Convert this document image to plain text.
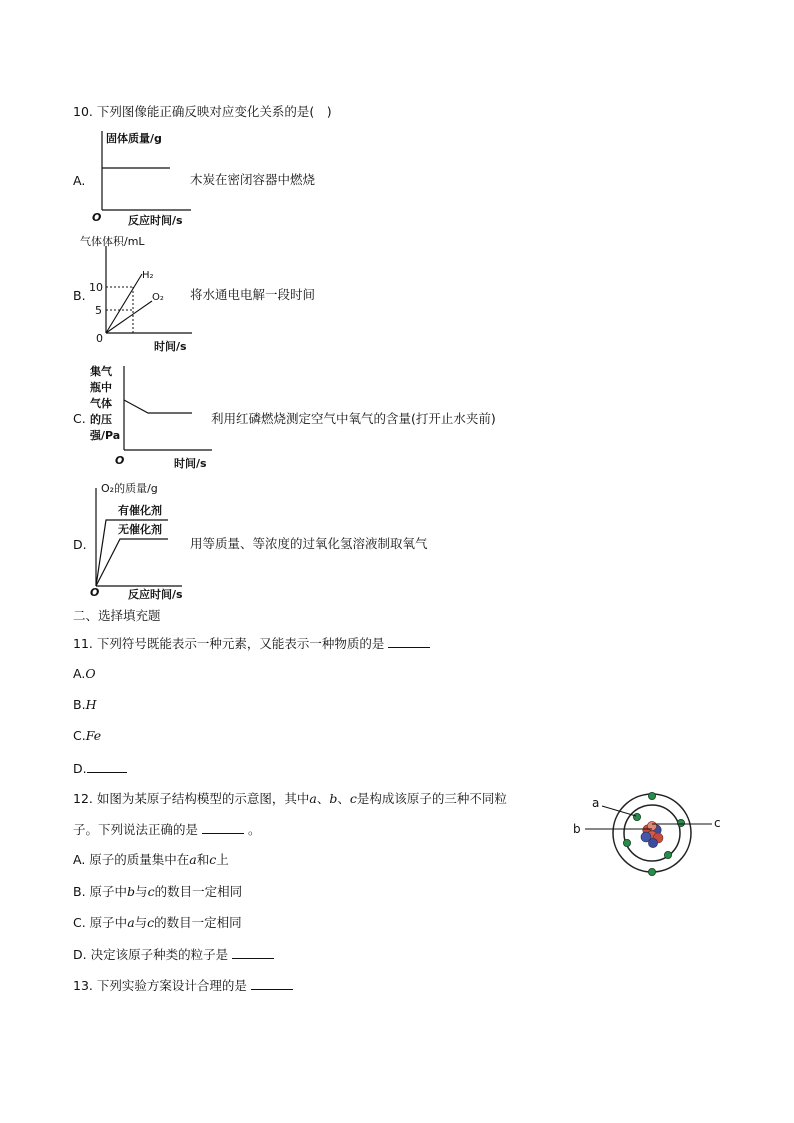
10. 下列图像能正确反映对应变化关系的是(　)
A.
固体质量/g
O 反应时间/s
木炭在密闭容器中燃烧
B.
气体体积/mL
10
5
0
H₂
O₂
时间/s
将水通电电解一段时间
C.
集气
瓶中
气体
的压
强/Pa
O	时间/s
利用红磷燃烧测定空气中氧气的含量(打开止水夹前)
D.
O₂的质量/g
有催化剂
无催化剂
O	反应时间/s
用等质量、等浓度的过氧化氢溶液制取氧气
二、选择填充题
11. 下列符号既能表示一种元素，又能表示一种物质的是
A.O
B.H
C.Fe
D.
12. 如图为某原子结构模型的示意图，其中a、b、c是构成该原子的三种不同粒
子。下列说法正确的是	。
A. 原子的质量集中在a和c上
B. 原子中b与c的数目一定相同
C. 原子中a与c的数目一定相同
D. 决定该原子种类的粒子是
a
b	c
13. 下列实验方案设计合理的是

———

▸ WORK TO BE COMPLETED
Copy out all the data without changing anything, and drop the pictures.

▸ WRITTEN REPLY
Convert this document image to plain text.
10. 下列图像能正确反映对应变化关系的是(　)
A.
固体质量/g
O 反应时间/s
木炭在密闭容器中燃烧
B.
气体体积/mL
10
5
0
H₂
O₂
时间/s
将水通电电解一段时间
C.
集气
瓶中
气体
的压
强/Pa
O	时间/s
利用红磷燃烧测定空气中氧气的含量(打开止水夹前)
D.
O₂的质量/g
有催化剂
无催化剂
O	反应时间/s
用等质量、等浓度的过氧化氢溶液制取氧气
二、选择填充题
11. 下列符号既能表示一种元素，又能表示一种物质的是
A.O
B.H
C.Fe
D.
12. 如图为某原子结构模型的示意图，其中a、b、c是构成该原子的三种不同粒
子。下列说法正确的是	。
A. 原子的质量集中在a和c上
B. 原子中b与c的数目一定相同
C. 原子中a与c的数目一定相同
D. 决定该原子种类的粒子是
a
b	c
13. 下列实验方案设计合理的是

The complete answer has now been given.